▶ **Task details**: Reproduce the entries below from the line that contains "suggested-check-for-updates[interactable]: Check for" through the line that contains "238, 1207, 358]", inclusive, renaming "suggested" to "recommended" and leaving everything else unchanged.
-------
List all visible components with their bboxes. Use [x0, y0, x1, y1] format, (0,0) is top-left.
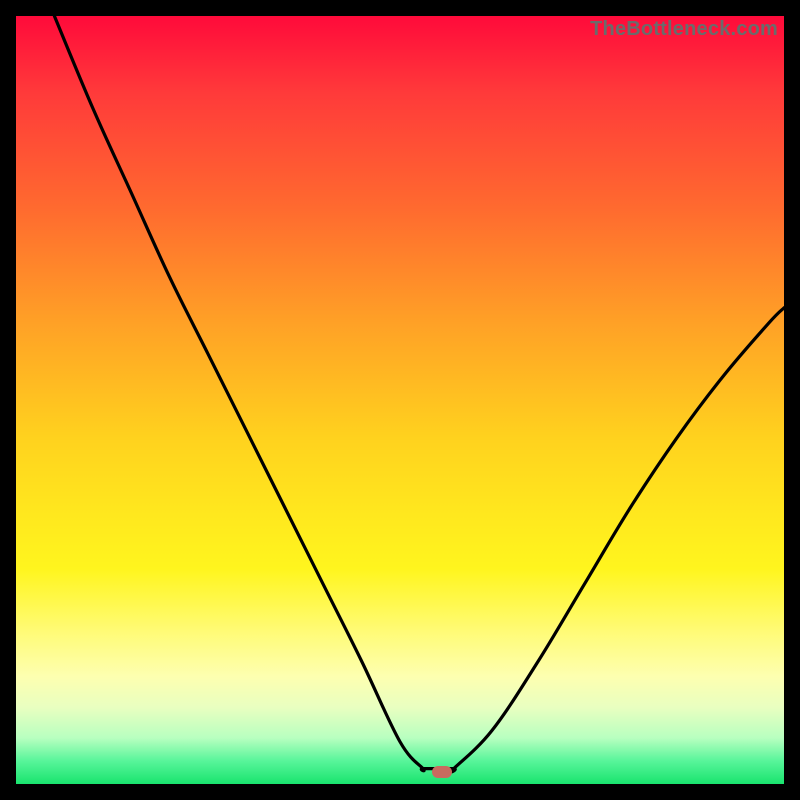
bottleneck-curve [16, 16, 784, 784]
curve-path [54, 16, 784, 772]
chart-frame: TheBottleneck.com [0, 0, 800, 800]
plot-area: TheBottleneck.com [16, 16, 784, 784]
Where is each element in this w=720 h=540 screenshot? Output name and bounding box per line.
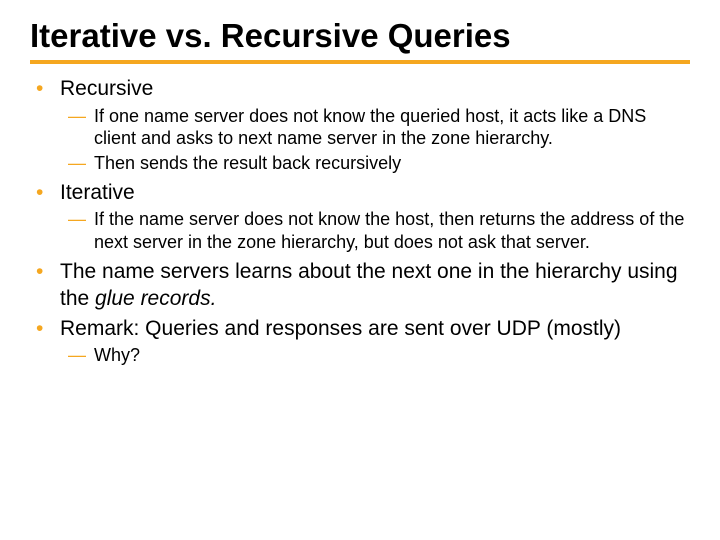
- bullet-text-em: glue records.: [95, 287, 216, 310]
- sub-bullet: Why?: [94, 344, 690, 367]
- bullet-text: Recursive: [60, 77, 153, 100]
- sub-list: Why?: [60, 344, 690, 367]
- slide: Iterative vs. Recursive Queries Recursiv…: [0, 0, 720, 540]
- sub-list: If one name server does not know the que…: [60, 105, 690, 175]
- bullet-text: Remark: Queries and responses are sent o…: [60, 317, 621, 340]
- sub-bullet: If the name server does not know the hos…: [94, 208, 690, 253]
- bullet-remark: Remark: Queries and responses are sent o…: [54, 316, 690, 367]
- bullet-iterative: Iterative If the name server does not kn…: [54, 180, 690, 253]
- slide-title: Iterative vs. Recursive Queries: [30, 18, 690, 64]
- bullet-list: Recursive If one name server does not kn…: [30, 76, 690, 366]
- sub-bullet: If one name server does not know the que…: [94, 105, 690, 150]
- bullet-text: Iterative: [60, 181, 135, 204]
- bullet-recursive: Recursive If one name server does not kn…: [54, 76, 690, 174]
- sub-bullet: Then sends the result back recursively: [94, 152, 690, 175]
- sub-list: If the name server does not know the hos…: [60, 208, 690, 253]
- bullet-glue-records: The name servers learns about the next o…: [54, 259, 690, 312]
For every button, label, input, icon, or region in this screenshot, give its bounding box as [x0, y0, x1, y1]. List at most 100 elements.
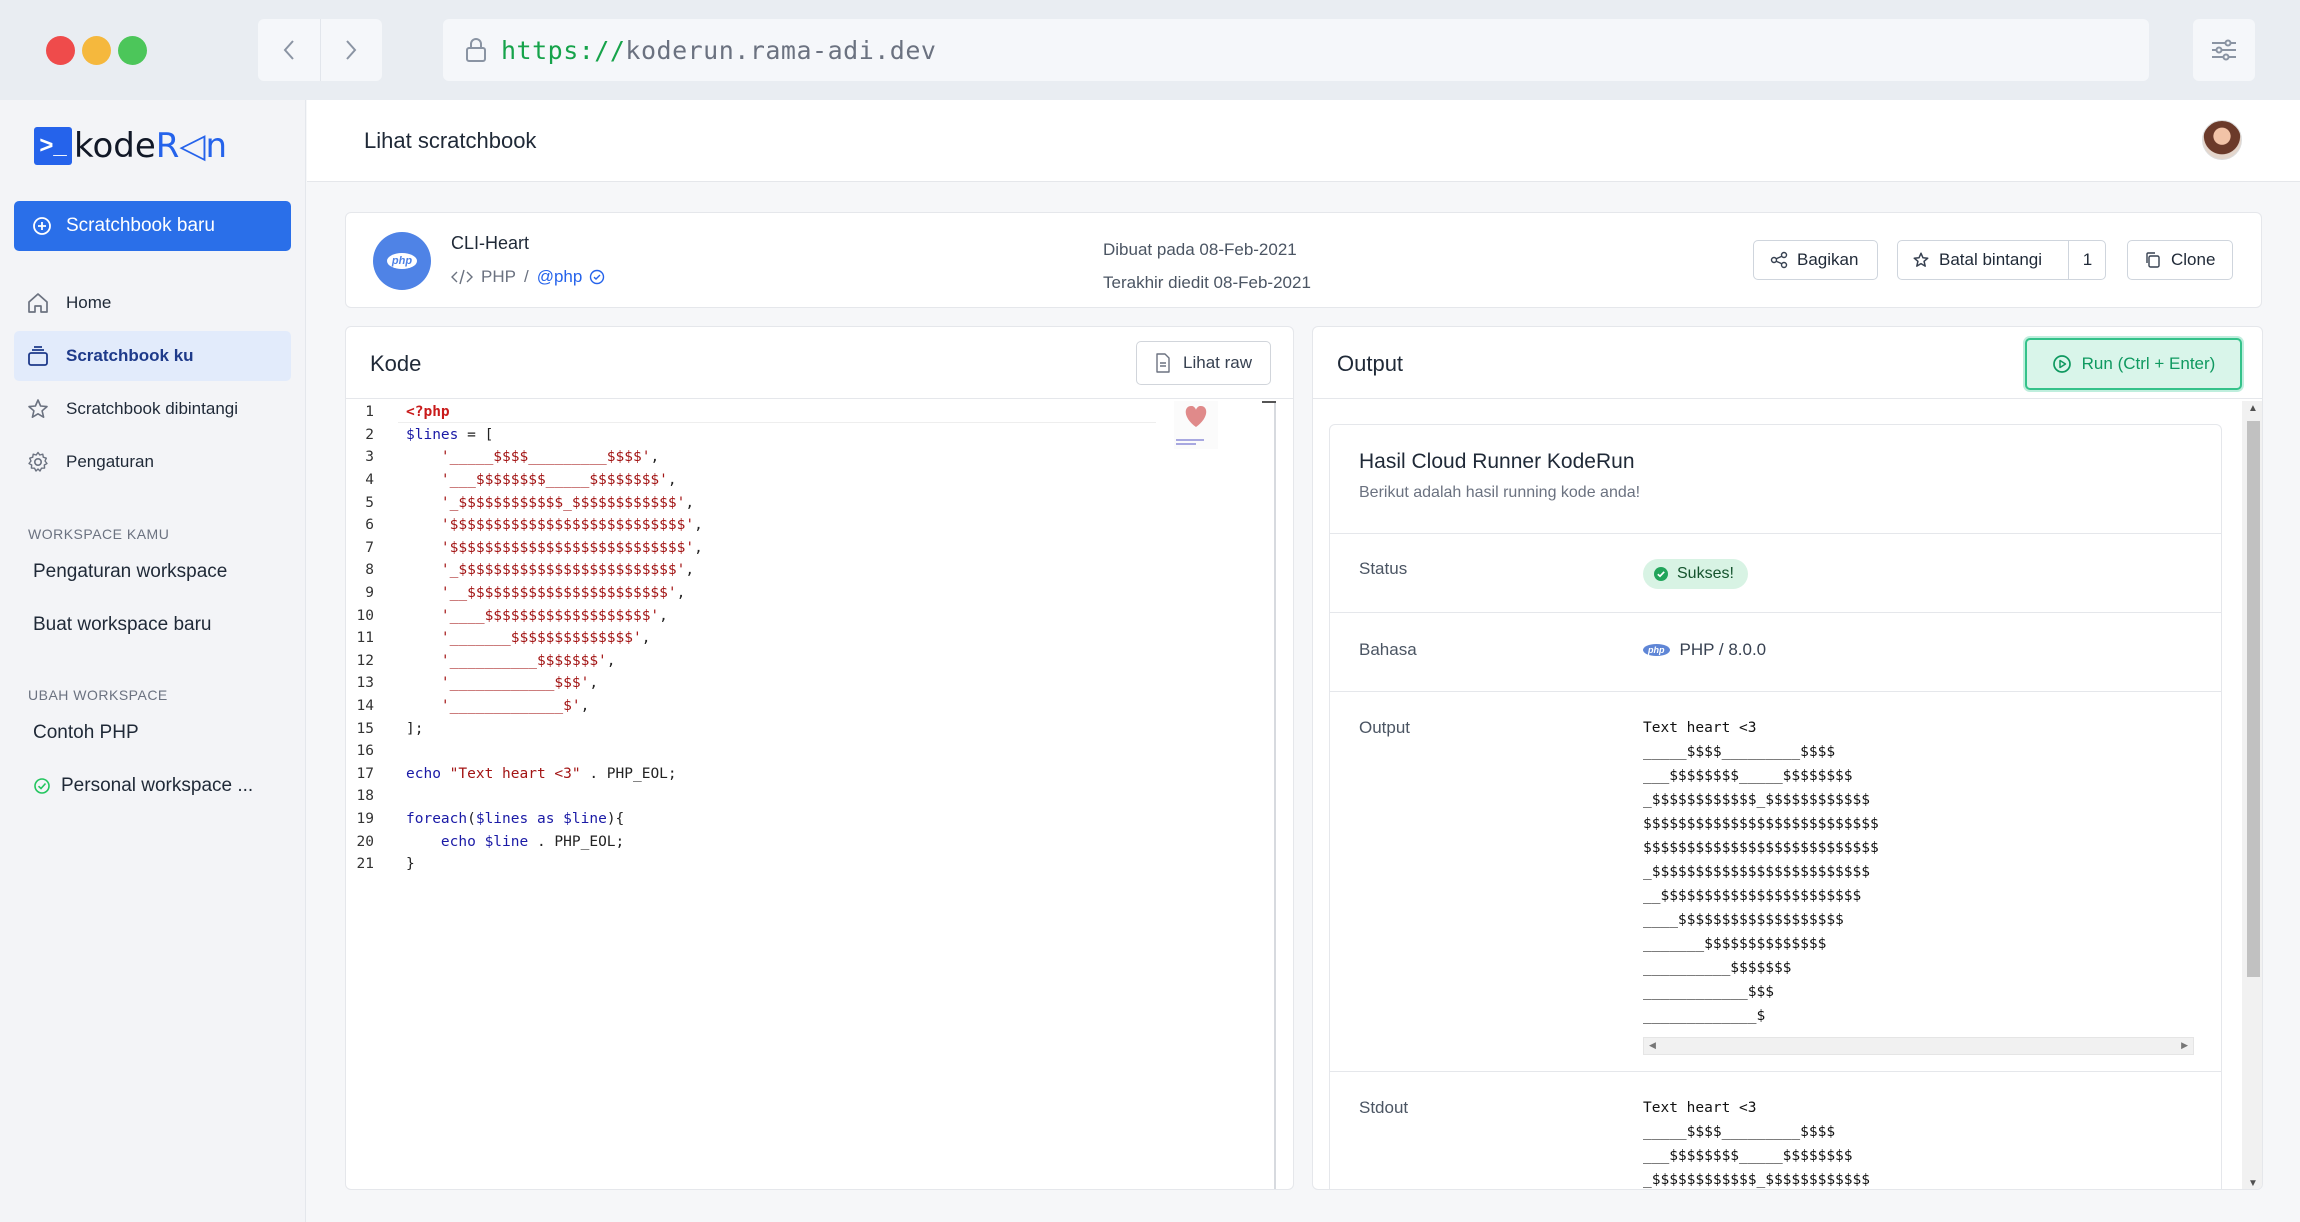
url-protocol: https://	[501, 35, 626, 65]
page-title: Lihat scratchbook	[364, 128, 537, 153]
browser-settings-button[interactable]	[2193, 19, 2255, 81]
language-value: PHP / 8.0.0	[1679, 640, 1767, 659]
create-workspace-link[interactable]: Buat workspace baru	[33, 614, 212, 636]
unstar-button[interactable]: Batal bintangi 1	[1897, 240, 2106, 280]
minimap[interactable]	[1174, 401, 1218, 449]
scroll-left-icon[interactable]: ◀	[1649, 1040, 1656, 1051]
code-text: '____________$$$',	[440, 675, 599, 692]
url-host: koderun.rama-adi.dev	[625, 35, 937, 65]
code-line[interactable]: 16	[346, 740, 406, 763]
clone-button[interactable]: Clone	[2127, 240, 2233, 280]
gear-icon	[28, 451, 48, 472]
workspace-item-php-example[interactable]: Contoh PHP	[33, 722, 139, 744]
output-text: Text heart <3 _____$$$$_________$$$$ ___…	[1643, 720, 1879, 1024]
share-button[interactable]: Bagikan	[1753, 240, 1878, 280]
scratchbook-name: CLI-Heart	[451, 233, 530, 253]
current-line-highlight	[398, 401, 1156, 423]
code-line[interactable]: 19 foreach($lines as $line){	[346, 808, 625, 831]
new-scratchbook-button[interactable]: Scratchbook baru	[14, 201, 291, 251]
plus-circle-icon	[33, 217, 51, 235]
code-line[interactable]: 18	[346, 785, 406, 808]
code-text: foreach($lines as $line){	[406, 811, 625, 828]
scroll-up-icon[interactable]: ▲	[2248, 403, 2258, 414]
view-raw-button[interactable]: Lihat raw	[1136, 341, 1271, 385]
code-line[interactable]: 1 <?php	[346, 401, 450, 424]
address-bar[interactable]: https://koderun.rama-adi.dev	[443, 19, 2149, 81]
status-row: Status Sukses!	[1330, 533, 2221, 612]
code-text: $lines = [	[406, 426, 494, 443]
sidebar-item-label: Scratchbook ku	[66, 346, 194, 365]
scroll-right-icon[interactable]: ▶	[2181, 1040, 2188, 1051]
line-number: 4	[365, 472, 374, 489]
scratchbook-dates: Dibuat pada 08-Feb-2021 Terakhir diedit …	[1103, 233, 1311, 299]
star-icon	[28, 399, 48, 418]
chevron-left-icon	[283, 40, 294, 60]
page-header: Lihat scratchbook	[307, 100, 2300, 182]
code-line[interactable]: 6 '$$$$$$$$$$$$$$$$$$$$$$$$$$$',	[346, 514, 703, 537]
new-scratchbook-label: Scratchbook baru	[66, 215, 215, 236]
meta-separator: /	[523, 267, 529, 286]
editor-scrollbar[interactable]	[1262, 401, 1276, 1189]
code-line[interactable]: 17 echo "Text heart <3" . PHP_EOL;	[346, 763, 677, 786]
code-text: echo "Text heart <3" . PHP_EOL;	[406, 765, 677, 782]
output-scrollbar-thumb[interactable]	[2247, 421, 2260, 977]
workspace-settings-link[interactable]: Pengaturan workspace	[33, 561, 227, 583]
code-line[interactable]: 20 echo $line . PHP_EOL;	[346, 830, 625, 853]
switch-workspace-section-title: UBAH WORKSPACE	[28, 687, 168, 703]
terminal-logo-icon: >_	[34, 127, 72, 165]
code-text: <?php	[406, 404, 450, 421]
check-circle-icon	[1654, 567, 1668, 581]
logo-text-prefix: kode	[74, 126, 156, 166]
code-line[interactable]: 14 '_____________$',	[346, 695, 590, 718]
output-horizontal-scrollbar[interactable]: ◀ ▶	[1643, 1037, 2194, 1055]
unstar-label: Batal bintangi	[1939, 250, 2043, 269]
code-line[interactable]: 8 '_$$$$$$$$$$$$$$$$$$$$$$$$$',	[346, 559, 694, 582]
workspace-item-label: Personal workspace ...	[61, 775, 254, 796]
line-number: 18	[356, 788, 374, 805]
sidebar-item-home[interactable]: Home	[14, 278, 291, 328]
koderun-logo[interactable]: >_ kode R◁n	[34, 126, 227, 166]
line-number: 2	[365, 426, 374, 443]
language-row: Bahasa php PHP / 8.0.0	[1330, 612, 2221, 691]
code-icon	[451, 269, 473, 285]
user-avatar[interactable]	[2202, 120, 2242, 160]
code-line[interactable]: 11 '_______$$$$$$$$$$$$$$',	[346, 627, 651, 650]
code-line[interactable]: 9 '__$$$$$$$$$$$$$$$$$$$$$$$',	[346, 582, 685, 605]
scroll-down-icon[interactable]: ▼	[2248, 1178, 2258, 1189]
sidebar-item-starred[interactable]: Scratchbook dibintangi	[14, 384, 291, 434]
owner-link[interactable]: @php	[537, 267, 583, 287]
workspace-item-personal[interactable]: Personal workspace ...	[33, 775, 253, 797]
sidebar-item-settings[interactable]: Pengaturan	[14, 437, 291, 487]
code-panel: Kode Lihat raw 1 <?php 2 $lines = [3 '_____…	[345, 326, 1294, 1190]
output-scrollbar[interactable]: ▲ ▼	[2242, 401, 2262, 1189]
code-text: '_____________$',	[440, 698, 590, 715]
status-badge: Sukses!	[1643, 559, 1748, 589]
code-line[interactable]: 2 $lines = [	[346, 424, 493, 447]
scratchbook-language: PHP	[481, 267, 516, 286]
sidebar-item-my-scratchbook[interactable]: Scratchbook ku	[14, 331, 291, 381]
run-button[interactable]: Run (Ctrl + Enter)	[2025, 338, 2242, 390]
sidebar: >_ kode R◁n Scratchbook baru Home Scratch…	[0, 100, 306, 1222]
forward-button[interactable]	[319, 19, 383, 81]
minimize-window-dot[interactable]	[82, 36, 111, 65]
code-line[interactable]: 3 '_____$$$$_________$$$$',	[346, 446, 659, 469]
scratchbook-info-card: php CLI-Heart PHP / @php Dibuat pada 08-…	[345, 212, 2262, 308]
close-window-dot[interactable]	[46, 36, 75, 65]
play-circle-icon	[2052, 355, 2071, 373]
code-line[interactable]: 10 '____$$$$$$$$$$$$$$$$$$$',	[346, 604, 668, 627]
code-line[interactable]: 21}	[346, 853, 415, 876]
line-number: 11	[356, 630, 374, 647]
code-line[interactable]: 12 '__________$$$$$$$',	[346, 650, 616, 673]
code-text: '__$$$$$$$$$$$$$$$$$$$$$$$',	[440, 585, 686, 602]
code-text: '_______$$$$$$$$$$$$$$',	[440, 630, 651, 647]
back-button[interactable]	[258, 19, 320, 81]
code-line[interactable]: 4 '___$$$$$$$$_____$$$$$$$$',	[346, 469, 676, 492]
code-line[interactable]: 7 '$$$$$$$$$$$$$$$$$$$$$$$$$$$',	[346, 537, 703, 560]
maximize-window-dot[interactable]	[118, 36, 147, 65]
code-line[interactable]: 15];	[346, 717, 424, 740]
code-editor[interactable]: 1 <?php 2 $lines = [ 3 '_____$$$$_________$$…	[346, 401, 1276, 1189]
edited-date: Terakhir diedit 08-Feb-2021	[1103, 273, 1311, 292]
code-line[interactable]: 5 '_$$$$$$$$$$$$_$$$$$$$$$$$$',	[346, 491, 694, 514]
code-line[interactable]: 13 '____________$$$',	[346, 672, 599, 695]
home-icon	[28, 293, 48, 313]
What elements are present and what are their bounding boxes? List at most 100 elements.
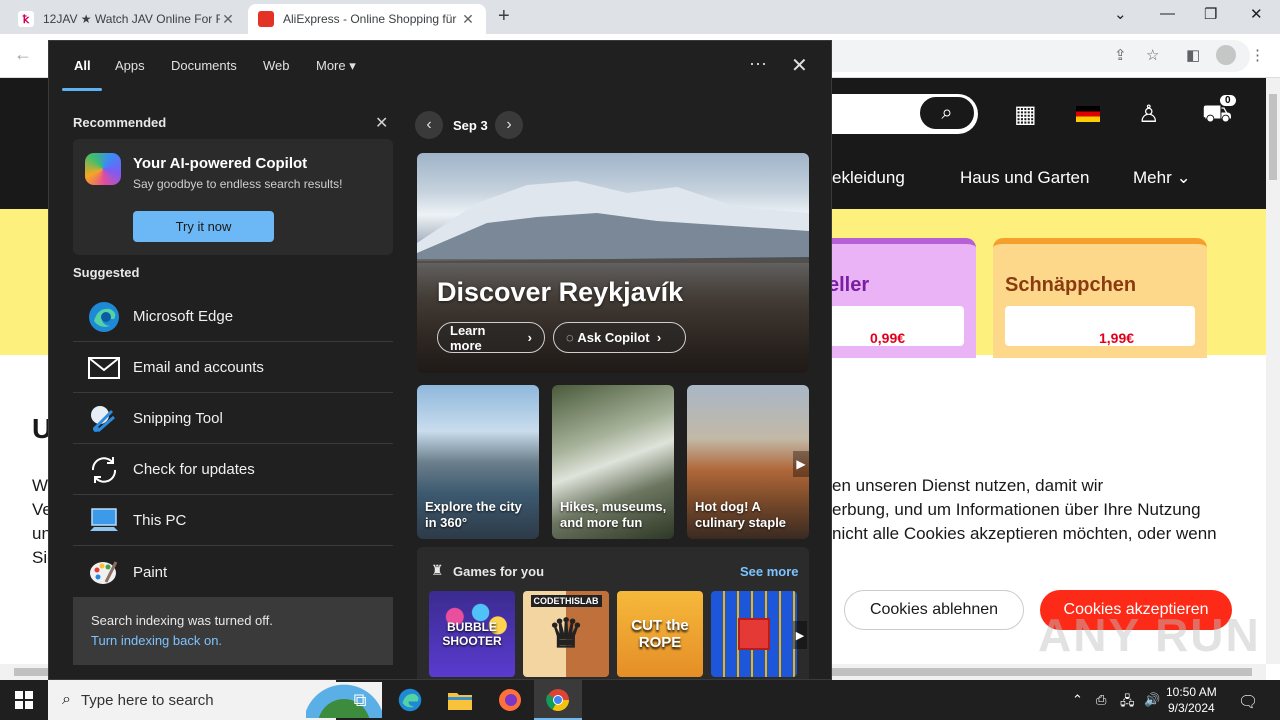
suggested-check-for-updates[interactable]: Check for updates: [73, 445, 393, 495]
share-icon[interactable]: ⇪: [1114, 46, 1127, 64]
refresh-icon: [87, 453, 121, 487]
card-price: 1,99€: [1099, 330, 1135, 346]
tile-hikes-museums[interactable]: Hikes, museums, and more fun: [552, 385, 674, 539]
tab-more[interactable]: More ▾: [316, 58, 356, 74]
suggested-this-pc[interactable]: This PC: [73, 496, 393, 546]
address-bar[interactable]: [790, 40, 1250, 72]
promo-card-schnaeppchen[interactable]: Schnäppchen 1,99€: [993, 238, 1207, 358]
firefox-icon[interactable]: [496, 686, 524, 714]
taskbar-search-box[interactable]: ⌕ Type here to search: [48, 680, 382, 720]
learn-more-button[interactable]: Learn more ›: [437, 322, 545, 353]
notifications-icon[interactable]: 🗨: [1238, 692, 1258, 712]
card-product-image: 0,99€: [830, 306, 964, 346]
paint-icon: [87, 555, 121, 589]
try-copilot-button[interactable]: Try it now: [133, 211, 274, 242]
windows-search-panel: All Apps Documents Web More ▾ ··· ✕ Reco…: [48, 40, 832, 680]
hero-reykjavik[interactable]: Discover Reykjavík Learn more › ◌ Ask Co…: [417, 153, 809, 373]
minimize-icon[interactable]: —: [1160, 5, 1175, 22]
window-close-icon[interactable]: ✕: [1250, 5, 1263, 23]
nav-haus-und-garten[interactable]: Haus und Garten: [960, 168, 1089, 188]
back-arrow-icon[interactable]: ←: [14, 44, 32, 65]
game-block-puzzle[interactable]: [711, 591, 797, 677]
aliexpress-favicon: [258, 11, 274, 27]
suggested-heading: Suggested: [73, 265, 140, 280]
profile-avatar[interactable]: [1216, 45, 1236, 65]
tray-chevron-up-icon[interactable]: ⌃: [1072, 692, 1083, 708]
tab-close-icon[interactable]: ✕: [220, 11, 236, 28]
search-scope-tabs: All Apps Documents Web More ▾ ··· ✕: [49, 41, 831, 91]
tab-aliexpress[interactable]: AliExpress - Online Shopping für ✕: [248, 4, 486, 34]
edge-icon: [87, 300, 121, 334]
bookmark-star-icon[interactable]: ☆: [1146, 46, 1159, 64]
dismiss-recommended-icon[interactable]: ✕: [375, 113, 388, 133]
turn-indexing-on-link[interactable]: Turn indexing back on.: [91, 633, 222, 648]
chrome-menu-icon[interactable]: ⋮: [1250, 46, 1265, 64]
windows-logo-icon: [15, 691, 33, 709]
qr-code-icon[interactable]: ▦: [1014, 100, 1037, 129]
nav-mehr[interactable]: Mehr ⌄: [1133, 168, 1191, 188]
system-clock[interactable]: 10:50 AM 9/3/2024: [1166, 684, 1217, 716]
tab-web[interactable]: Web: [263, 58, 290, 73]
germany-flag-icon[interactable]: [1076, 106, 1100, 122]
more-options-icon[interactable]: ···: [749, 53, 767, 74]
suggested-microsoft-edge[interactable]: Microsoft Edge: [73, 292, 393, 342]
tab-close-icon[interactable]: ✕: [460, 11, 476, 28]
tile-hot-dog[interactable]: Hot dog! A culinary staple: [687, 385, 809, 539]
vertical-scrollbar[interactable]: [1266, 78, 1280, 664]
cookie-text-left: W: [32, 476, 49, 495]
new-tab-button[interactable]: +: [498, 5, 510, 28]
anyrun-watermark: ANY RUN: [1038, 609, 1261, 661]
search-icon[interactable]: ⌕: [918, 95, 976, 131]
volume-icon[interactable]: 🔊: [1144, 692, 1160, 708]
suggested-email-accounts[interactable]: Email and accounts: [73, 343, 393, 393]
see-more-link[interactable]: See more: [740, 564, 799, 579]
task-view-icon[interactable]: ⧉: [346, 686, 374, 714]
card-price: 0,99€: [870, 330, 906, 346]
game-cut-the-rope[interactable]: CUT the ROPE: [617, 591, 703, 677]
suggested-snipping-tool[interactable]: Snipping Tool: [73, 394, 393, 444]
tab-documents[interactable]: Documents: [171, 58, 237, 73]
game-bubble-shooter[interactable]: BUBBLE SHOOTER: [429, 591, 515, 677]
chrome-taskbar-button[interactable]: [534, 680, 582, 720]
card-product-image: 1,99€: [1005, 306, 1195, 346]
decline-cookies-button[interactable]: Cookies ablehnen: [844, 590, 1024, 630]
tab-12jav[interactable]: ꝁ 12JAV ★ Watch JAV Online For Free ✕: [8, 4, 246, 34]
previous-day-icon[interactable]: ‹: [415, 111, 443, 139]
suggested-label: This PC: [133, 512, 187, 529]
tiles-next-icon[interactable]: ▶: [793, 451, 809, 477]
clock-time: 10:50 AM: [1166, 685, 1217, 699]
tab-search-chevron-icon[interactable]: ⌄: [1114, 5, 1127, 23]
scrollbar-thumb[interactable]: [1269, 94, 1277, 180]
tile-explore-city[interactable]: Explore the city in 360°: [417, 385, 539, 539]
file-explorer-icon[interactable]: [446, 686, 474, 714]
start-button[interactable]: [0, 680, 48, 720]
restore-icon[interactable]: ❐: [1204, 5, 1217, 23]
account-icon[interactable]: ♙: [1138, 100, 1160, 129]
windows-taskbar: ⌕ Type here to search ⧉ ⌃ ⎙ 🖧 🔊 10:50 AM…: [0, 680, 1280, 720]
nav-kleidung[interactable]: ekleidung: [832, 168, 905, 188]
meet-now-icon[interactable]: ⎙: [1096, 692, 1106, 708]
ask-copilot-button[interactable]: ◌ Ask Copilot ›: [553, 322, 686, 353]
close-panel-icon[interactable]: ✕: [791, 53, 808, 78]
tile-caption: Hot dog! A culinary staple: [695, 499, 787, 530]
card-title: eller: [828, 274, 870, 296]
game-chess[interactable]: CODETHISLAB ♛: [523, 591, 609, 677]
-------
▶ **Final answer**:
recommended-check-for-updates[interactable]: Check for updates: [73, 445, 393, 495]
share-icon[interactable]: ⇪: [1114, 46, 1127, 64]
refresh-icon: [87, 453, 121, 487]
card-price: 1,99€: [1099, 330, 1135, 346]
tile-hikes-museums[interactable]: Hikes, museums, and more fun: [552, 385, 674, 539]
tab-more[interactable]: More ▾: [316, 58, 356, 74]
recommended-this-pc[interactable]: This PC: [73, 496, 393, 546]
address-bar[interactable]: [790, 40, 1250, 72]
promo-card-schnaeppchen[interactable]: Schnäppchen 1,99€: [993, 238, 1207, 358]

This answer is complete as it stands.